A run of records:
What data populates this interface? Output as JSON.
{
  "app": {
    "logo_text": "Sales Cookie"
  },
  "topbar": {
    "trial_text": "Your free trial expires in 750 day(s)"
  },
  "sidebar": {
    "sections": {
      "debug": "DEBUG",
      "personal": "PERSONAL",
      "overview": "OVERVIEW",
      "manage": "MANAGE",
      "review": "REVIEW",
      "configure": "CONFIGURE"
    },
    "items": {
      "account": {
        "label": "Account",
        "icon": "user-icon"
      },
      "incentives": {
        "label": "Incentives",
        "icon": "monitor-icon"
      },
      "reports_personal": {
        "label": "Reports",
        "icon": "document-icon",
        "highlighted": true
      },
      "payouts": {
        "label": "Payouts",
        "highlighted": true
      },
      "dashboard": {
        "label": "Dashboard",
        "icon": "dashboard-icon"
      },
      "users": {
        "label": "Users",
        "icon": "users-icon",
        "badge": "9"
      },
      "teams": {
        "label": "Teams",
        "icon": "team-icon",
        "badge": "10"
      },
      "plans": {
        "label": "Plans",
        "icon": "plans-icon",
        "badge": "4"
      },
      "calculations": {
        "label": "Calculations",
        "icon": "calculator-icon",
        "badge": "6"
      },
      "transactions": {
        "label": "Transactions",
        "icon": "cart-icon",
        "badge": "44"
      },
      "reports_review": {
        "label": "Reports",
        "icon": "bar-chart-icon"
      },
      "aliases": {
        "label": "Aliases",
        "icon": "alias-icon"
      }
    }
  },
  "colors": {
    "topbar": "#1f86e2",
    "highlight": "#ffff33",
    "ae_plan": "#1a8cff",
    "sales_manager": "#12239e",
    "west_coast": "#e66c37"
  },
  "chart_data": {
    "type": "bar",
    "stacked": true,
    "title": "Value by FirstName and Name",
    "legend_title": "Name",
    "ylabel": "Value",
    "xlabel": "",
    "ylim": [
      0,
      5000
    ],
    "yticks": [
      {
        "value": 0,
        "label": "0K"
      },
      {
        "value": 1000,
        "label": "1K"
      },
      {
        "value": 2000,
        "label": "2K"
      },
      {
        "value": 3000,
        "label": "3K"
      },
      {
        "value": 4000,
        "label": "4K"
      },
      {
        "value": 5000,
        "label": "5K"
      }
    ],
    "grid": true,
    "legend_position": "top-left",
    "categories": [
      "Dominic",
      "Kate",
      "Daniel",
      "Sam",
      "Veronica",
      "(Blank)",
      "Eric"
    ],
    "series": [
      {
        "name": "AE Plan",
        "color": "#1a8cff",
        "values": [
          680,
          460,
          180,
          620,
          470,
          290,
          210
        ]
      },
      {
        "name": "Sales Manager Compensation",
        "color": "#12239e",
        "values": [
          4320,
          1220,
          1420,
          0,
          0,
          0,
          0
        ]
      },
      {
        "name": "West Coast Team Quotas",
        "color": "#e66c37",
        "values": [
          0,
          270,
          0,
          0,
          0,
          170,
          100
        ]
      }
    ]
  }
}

What you should do:
In the records above, locate every line with the string "true" and copy it.

Reply:
        "highlighted": true
        "highlighted": true
    "stacked": true,
    "grid": true,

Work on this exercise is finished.